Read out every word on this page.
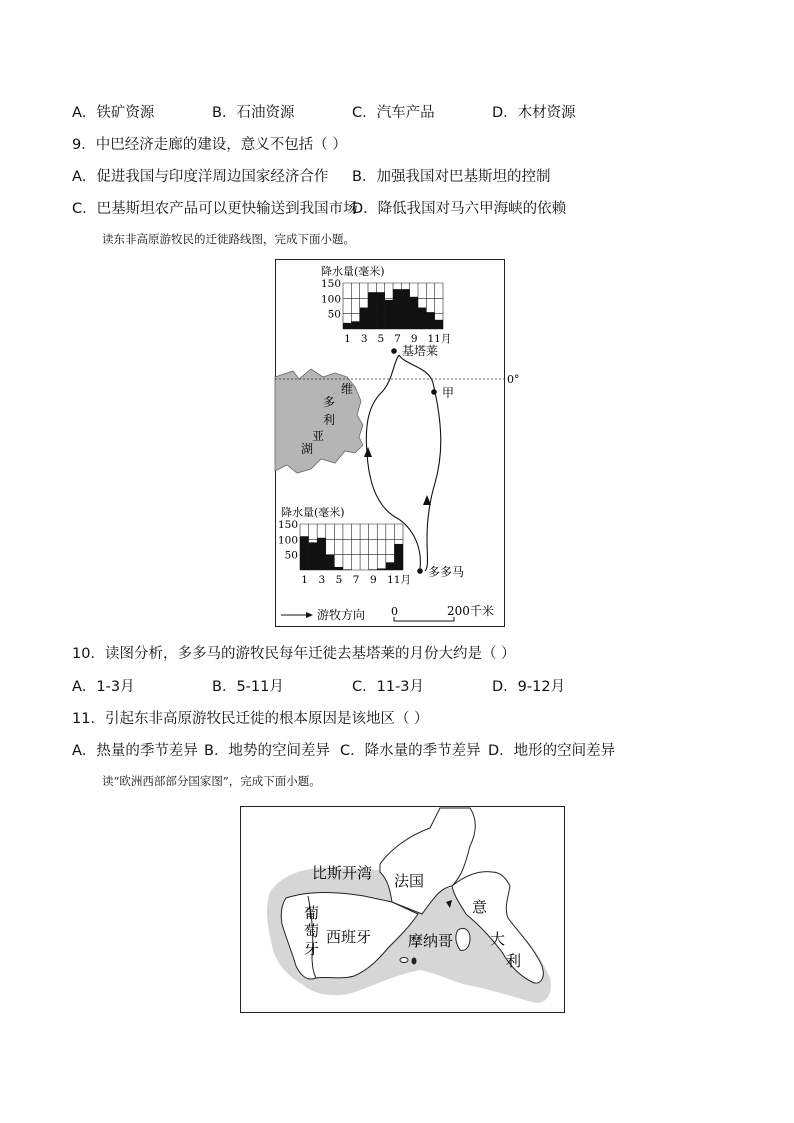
A．铁矿资源	B．石油资源	C．汽车产品	D．木材资源
9．中巴经济走廊的建设，意义不包括（ ）
A．促进我国与印度洋周边国家经济合作 B．加强我国对巴基斯坦的控制
C．巴基斯坦农产品可以更快输送到我国市场
D．降低我国对马六甲海峡的依赖
读东非高原游牧民的迁徙路线图，完成下面小题。
维
多
利
亚
湖
0°
基塔莱
甲
多多马
降水量(毫米)
150
100
50
1 3 5 7 9 11月
降水量(毫米)
150
100
50
1 3 5 7 9 11月
游牧方向 0	200千米
10．读图分析，多多马的游牧民每年迁徙去基塔莱的月份大约是（ ）
A．1-3月	B．5-11月	C．11-3月	D．9-12月
11．引起东非高原游牧民迁徙的根本原因是该地区（ ）
A．热量的季节差异 B．地势的空间差异 C．降水量的季节差异 D．地形的空间差异
读“欧洲西部部分国家图”，完成下面小题。
比斯开湾 法国
葡
萄
牙
西班牙 摩纳哥
意
大
利
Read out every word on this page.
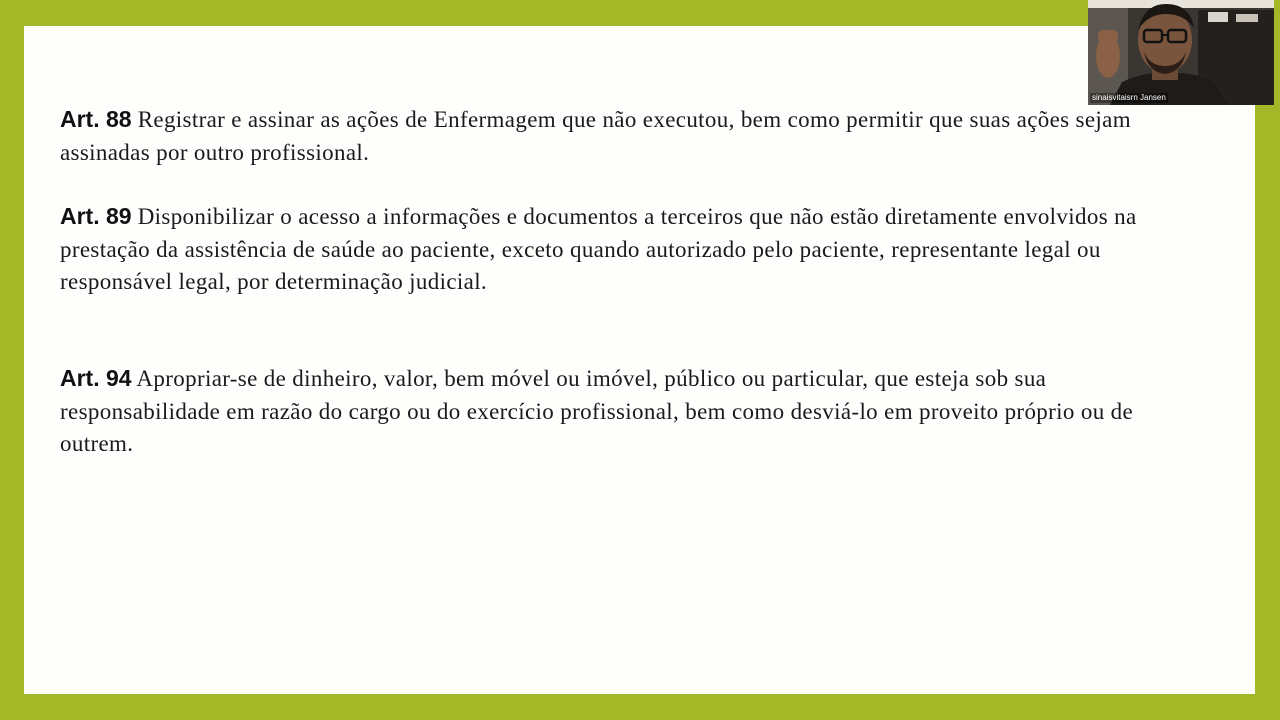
Art. 88 Registrar e assinar as ações de Enfermagem que não executou, bem como permitir que suas ações sejam assinadas por outro profissional.

Art. 89 Disponibilizar o acesso a informações e documentos a terceiros que não estão diretamente envolvidos na prestação da assistência de saúde ao paciente, exceto quando autorizado pelo paciente, representante legal ou responsável legal, por determinação judicial.

Art. 94 Apropriar-se de dinheiro, valor, bem móvel ou imóvel, público ou particular, que esteja sob sua responsabilidade em razão do cargo ou do exercício profissional, bem como desviá-lo em proveito próprio ou de outrem.

sinaisvitaisrn Jansen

§ WHAT NEEDS TO BE DONE: Using the records above, pull out each line where the word "como" occurs.

§ EXERCISE SOLUTION:
Art. 88 Registrar e assinar as ações de Enfermagem que não executou, bem como permitir que suas ações sejam assinadas por outro profissional.
Art. 94 Apropriar-se de dinheiro, valor, bem móvel ou imóvel, público ou particular, que esteja sob sua responsabilidade em razão do cargo ou do exercício profissional, bem como desviá-lo em proveito próprio ou de outrem.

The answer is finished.